— START RECORDS FOR PROCESSING —

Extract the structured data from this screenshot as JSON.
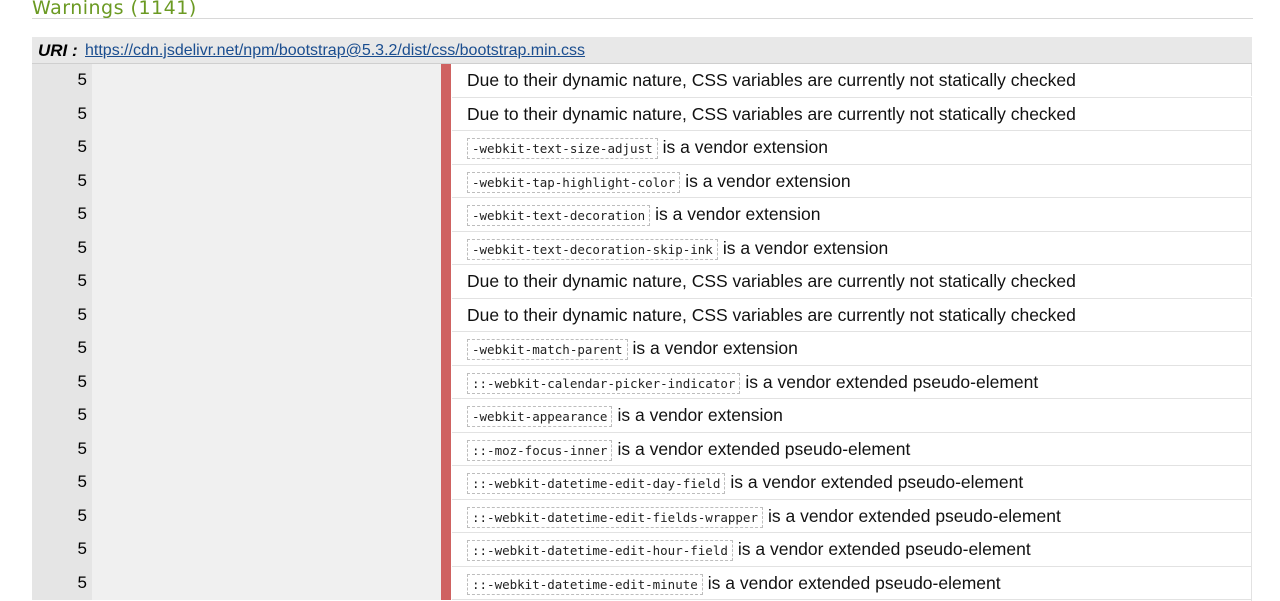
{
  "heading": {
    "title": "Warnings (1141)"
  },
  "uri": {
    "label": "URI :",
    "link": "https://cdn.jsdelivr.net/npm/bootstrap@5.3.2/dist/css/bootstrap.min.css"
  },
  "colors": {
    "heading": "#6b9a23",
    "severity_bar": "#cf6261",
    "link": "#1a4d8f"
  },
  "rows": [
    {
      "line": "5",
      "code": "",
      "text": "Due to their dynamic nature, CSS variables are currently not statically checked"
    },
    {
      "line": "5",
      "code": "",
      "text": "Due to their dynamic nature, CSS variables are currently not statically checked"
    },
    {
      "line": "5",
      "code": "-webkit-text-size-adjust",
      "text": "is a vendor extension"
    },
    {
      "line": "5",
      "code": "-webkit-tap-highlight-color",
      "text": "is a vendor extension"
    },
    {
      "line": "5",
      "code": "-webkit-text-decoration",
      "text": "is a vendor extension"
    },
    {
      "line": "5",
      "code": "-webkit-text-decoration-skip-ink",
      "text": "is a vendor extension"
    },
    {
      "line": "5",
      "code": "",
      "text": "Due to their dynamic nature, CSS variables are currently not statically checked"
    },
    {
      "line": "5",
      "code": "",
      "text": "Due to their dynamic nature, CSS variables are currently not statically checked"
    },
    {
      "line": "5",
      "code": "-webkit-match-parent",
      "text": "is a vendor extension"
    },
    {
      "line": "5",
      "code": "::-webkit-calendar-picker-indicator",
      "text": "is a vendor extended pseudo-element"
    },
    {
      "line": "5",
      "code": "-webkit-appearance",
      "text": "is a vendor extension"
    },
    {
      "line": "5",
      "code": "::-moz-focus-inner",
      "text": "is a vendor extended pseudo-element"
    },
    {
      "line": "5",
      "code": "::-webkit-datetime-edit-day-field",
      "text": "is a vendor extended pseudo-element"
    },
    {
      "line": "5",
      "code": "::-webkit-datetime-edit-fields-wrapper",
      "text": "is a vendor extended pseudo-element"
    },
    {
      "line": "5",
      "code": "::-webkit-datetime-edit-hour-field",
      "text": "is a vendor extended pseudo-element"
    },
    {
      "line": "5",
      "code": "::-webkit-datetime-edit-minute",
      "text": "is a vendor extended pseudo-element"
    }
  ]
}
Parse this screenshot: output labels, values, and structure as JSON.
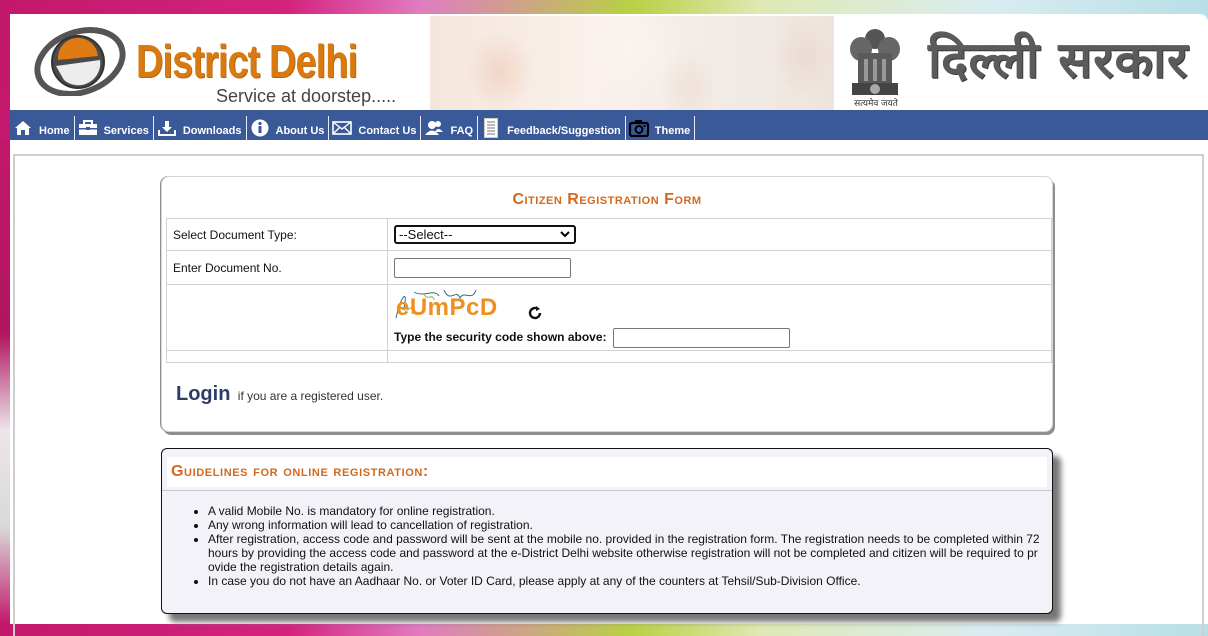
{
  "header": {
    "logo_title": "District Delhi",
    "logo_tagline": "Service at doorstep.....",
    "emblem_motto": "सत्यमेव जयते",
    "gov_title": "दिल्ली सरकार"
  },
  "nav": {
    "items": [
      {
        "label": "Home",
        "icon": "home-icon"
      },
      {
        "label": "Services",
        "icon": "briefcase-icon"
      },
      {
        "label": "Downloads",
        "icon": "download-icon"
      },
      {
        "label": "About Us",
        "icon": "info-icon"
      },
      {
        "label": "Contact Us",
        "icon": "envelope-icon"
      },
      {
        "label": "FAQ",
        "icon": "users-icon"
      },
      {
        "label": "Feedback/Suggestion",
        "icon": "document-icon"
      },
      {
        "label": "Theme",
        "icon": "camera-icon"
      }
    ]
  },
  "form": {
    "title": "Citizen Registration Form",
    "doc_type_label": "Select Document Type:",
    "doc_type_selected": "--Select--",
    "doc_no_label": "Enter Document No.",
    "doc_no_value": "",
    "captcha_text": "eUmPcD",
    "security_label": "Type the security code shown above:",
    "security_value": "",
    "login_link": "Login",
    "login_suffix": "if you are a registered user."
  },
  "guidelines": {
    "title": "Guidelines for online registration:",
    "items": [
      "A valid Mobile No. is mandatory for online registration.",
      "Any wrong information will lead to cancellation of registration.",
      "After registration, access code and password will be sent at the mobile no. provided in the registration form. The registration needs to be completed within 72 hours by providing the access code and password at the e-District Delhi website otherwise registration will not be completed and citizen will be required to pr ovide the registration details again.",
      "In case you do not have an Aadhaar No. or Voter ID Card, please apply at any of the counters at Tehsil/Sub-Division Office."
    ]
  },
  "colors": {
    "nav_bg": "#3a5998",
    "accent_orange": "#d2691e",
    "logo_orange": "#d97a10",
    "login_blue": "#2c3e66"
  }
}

— END RECORDS FOR PROCESSING —

* **EXERCISE**
Transcribe the full listing character for character. Pictures are excluded.

* **FINAL ANSWER**
Extract the structured data from this screenshot as JSON.
{
  "heading": {
    "title": "Warnings (1141)"
  },
  "uri": {
    "label": "URI :",
    "link": "https://cdn.jsdelivr.net/npm/bootstrap@5.3.2/dist/css/bootstrap.min.css"
  },
  "colors": {
    "heading": "#6b9a23",
    "severity_bar": "#cf6261",
    "link": "#1a4d8f"
  },
  "rows": [
    {
      "line": "5",
      "code": "",
      "text": "Due to their dynamic nature, CSS variables are currently not statically checked"
    },
    {
      "line": "5",
      "code": "",
      "text": "Due to their dynamic nature, CSS variables are currently not statically checked"
    },
    {
      "line": "5",
      "code": "-webkit-text-size-adjust",
      "text": "is a vendor extension"
    },
    {
      "line": "5",
      "code": "-webkit-tap-highlight-color",
      "text": "is a vendor extension"
    },
    {
      "line": "5",
      "code": "-webkit-text-decoration",
      "text": "is a vendor extension"
    },
    {
      "line": "5",
      "code": "-webkit-text-decoration-skip-ink",
      "text": "is a vendor extension"
    },
    {
      "line": "5",
      "code": "",
      "text": "Due to their dynamic nature, CSS variables are currently not statically checked"
    },
    {
      "line": "5",
      "code": "",
      "text": "Due to their dynamic nature, CSS variables are currently not statically checked"
    },
    {
      "line": "5",
      "code": "-webkit-match-parent",
      "text": "is a vendor extension"
    },
    {
      "line": "5",
      "code": "::-webkit-calendar-picker-indicator",
      "text": "is a vendor extended pseudo-element"
    },
    {
      "line": "5",
      "code": "-webkit-appearance",
      "text": "is a vendor extension"
    },
    {
      "line": "5",
      "code": "::-moz-focus-inner",
      "text": "is a vendor extended pseudo-element"
    },
    {
      "line": "5",
      "code": "::-webkit-datetime-edit-day-field",
      "text": "is a vendor extended pseudo-element"
    },
    {
      "line": "5",
      "code": "::-webkit-datetime-edit-fields-wrapper",
      "text": "is a vendor extended pseudo-element"
    },
    {
      "line": "5",
      "code": "::-webkit-datetime-edit-hour-field",
      "text": "is a vendor extended pseudo-element"
    },
    {
      "line": "5",
      "code": "::-webkit-datetime-edit-minute",
      "text": "is a vendor extended pseudo-element"
    }
  ]
}
Parse this screenshot: output labels, values, and structure as JSON.
{
  "header": {
    "logo_title": "District Delhi",
    "logo_tagline": "Service at doorstep.....",
    "emblem_motto": "सत्यमेव जयते",
    "gov_title": "दिल्ली सरकार"
  },
  "nav": {
    "items": [
      {
        "label": "Home",
        "icon": "home-icon"
      },
      {
        "label": "Services",
        "icon": "briefcase-icon"
      },
      {
        "label": "Downloads",
        "icon": "download-icon"
      },
      {
        "label": "About Us",
        "icon": "info-icon"
      },
      {
        "label": "Contact Us",
        "icon": "envelope-icon"
      },
      {
        "label": "FAQ",
        "icon": "users-icon"
      },
      {
        "label": "Feedback/Suggestion",
        "icon": "document-icon"
      },
      {
        "label": "Theme",
        "icon": "camera-icon"
      }
    ]
  },
  "form": {
    "title": "Citizen Registration Form",
    "doc_type_label": "Select Document Type:",
    "doc_type_selected": "--Select--",
    "doc_no_label": "Enter Document No.",
    "doc_no_value": "",
    "captcha_text": "eUmPcD",
    "security_label": "Type the security code shown above:",
    "security_value": "",
    "login_link": "Login",
    "login_suffix": "if you are a registered user."
  },
  "guidelines": {
    "title": "Guidelines for online registration:",
    "items": [
      "A valid Mobile No. is mandatory for online registration.",
      "Any wrong information will lead to cancellation of registration.",
      "After registration, access code and password will be sent at the mobile no. provided in the registration form. The registration needs to be completed within 72 hours by providing the access code and password at the e-District Delhi website otherwise registration will not be completed and citizen will be required to pr ovide the registration details again.",
      "In case you do not have an Aadhaar No. or Voter ID Card, please apply at any of the counters at Tehsil/Sub-Division Office."
    ]
  },
  "colors": {
    "nav_bg": "#3a5998",
    "accent_orange": "#d2691e",
    "logo_orange": "#d97a10",
    "login_blue": "#2c3e66"
  }
}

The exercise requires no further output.